____ Material for this exercise
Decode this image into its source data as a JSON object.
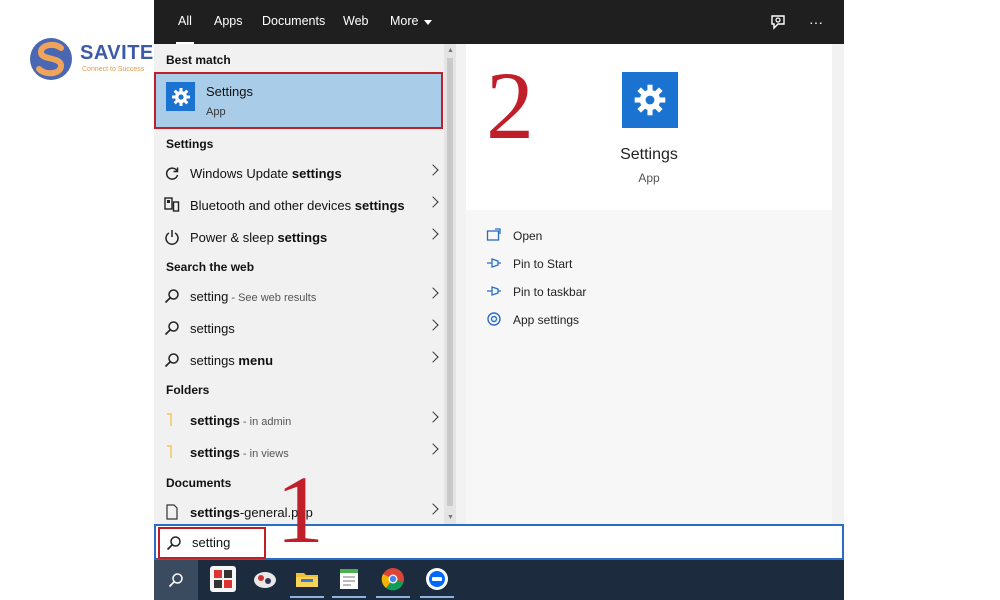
{
  "watermark": {
    "brand": "SAVITEL",
    "tagline": "Connect to Success"
  },
  "topbar": {
    "tabs": [
      {
        "label": "All",
        "active": true
      },
      {
        "label": "Apps",
        "active": false
      },
      {
        "label": "Documents",
        "active": false
      },
      {
        "label": "Web",
        "active": false
      },
      {
        "label": "More",
        "active": false
      }
    ],
    "more_dots": "···"
  },
  "left_pane": {
    "best_match_header": "Best match",
    "best_match": {
      "title": "Settings",
      "subtitle": "App"
    },
    "settings_header": "Settings",
    "settings_items": [
      {
        "prefix": "Windows Update ",
        "bold": "settings",
        "suffix": "",
        "icon": "sync-icon"
      },
      {
        "prefix": "Bluetooth and other devices ",
        "bold": "settings",
        "suffix": "",
        "icon": "devices-icon"
      },
      {
        "prefix": "Power & sleep ",
        "bold": "settings",
        "suffix": "",
        "icon": "power-icon"
      }
    ],
    "web_header": "Search the web",
    "web_items": [
      {
        "prefix": "setting",
        "bold": "",
        "suffix": " - See web results"
      },
      {
        "prefix": "settings",
        "bold": "",
        "suffix": ""
      },
      {
        "prefix": "settings ",
        "bold": "menu",
        "suffix": ""
      }
    ],
    "folders_header": "Folders",
    "folder_items": [
      {
        "bold": "settings",
        "suffix": " - in admin"
      },
      {
        "bold": "settings",
        "suffix": " - in views"
      }
    ],
    "documents_header": "Documents",
    "document_items": [
      {
        "bold": "settings",
        "suffix": "-general.php"
      }
    ]
  },
  "preview": {
    "title": "Settings",
    "subtitle": "App",
    "actions": [
      {
        "label": "Open",
        "icon": "open-icon"
      },
      {
        "label": "Pin to Start",
        "icon": "pin-icon"
      },
      {
        "label": "Pin to taskbar",
        "icon": "pin-icon"
      },
      {
        "label": "App settings",
        "icon": "gear-icon"
      }
    ]
  },
  "search": {
    "value": "setting"
  },
  "annotations": {
    "step1": "1",
    "step2": "2"
  },
  "colors": {
    "accent": "#1a73d0",
    "highlight": "#a9cde9",
    "annotation_red": "#c01f2a",
    "topbar": "#1f1f1f",
    "taskbar": "#1c2b3d"
  }
}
________
Exercise requirements: Reproduce every line of the material precisely, omitting its pictures.

Correct answer:
Decode this image into its source data as a JSON object.
{
  "watermark": {
    "brand": "SAVITEL",
    "tagline": "Connect to Success"
  },
  "topbar": {
    "tabs": [
      {
        "label": "All",
        "active": true
      },
      {
        "label": "Apps",
        "active": false
      },
      {
        "label": "Documents",
        "active": false
      },
      {
        "label": "Web",
        "active": false
      },
      {
        "label": "More",
        "active": false
      }
    ],
    "more_dots": "···"
  },
  "left_pane": {
    "best_match_header": "Best match",
    "best_match": {
      "title": "Settings",
      "subtitle": "App"
    },
    "settings_header": "Settings",
    "settings_items": [
      {
        "prefix": "Windows Update ",
        "bold": "settings",
        "suffix": "",
        "icon": "sync-icon"
      },
      {
        "prefix": "Bluetooth and other devices ",
        "bold": "settings",
        "suffix": "",
        "icon": "devices-icon"
      },
      {
        "prefix": "Power & sleep ",
        "bold": "settings",
        "suffix": "",
        "icon": "power-icon"
      }
    ],
    "web_header": "Search the web",
    "web_items": [
      {
        "prefix": "setting",
        "bold": "",
        "suffix": " - See web results"
      },
      {
        "prefix": "settings",
        "bold": "",
        "suffix": ""
      },
      {
        "prefix": "settings ",
        "bold": "menu",
        "suffix": ""
      }
    ],
    "folders_header": "Folders",
    "folder_items": [
      {
        "bold": "settings",
        "suffix": " - in admin"
      },
      {
        "bold": "settings",
        "suffix": " - in views"
      }
    ],
    "documents_header": "Documents",
    "document_items": [
      {
        "bold": "settings",
        "suffix": "-general.php"
      }
    ]
  },
  "preview": {
    "title": "Settings",
    "subtitle": "App",
    "actions": [
      {
        "label": "Open",
        "icon": "open-icon"
      },
      {
        "label": "Pin to Start",
        "icon": "pin-icon"
      },
      {
        "label": "Pin to taskbar",
        "icon": "pin-icon"
      },
      {
        "label": "App settings",
        "icon": "gear-icon"
      }
    ]
  },
  "search": {
    "value": "setting"
  },
  "annotations": {
    "step1": "1",
    "step2": "2"
  },
  "colors": {
    "accent": "#1a73d0",
    "highlight": "#a9cde9",
    "annotation_red": "#c01f2a",
    "topbar": "#1f1f1f",
    "taskbar": "#1c2b3d"
  }
}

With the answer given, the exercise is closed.